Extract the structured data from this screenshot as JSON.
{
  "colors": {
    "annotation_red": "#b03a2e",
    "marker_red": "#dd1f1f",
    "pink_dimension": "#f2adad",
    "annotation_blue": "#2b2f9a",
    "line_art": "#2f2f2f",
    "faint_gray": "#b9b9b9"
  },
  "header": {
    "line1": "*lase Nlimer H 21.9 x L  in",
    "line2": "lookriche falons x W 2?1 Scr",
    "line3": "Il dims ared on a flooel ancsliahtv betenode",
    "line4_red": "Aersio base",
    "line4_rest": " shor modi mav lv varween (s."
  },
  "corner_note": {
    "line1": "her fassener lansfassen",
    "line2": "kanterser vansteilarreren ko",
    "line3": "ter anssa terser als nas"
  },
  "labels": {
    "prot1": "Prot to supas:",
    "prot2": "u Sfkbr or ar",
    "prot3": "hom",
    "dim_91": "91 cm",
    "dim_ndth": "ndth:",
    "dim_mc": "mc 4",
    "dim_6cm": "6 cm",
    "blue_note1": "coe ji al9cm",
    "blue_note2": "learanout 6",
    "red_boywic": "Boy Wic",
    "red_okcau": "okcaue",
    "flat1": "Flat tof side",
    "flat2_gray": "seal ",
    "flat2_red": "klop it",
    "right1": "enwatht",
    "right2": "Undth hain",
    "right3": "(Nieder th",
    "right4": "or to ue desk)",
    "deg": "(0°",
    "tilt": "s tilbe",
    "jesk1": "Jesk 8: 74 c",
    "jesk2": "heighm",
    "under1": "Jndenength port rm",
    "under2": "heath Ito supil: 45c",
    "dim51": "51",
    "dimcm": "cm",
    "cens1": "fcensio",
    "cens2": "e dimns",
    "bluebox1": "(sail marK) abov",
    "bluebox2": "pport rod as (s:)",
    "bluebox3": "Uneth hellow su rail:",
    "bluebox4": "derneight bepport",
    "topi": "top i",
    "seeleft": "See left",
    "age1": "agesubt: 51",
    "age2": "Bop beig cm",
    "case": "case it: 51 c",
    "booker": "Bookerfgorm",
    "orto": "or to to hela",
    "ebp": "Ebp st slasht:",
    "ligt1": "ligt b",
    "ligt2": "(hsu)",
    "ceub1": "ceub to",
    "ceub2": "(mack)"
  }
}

◆ Task objective ◆
Extract every record and return it verbatim.

◆ Complete output ◆
Extract the structured data from this screenshot as JSON.
{
  "colors": {
    "annotation_red": "#b03a2e",
    "marker_red": "#dd1f1f",
    "pink_dimension": "#f2adad",
    "annotation_blue": "#2b2f9a",
    "line_art": "#2f2f2f",
    "faint_gray": "#b9b9b9"
  },
  "header": {
    "line1": "*lase Nlimer H 21.9 x L  in",
    "line2": "lookriche falons x W 2?1 Scr",
    "line3": "Il dims ared on a flooel ancsliahtv betenode",
    "line4_red": "Aersio base",
    "line4_rest": " shor modi mav lv varween (s."
  },
  "corner_note": {
    "line1": "her fassener lansfassen",
    "line2": "kanterser vansteilarreren ko",
    "line3": "ter anssa terser als nas"
  },
  "labels": {
    "prot1": "Prot to supas:",
    "prot2": "u Sfkbr or ar",
    "prot3": "hom",
    "dim_91": "91 cm",
    "dim_ndth": "ndth:",
    "dim_mc": "mc 4",
    "dim_6cm": "6 cm",
    "blue_note1": "coe ji al9cm",
    "blue_note2": "learanout 6",
    "red_boywic": "Boy Wic",
    "red_okcau": "okcaue",
    "flat1": "Flat tof side",
    "flat2_gray": "seal ",
    "flat2_red": "klop it",
    "right1": "enwatht",
    "right2": "Undth hain",
    "right3": "(Nieder th",
    "right4": "or to ue desk)",
    "deg": "(0°",
    "tilt": "s tilbe",
    "jesk1": "Jesk 8: 74 c",
    "jesk2": "heighm",
    "under1": "Jndenength port rm",
    "under2": "heath Ito supil: 45c",
    "dim51": "51",
    "dimcm": "cm",
    "cens1": "fcensio",
    "cens2": "e dimns",
    "bluebox1": "(sail marK) abov",
    "bluebox2": "pport rod as (s:)",
    "bluebox3": "Uneth hellow su rail:",
    "bluebox4": "derneight bepport",
    "topi": "top i",
    "seeleft": "See left",
    "age1": "agesubt: 51",
    "age2": "Bop beig cm",
    "case": "case it: 51 c",
    "booker": "Bookerfgorm",
    "orto": "or to to hela",
    "ebp": "Ebp st slasht:",
    "ligt1": "ligt b",
    "ligt2": "(hsu)",
    "ceub1": "ceub to",
    "ceub2": "(mack)"
  }
}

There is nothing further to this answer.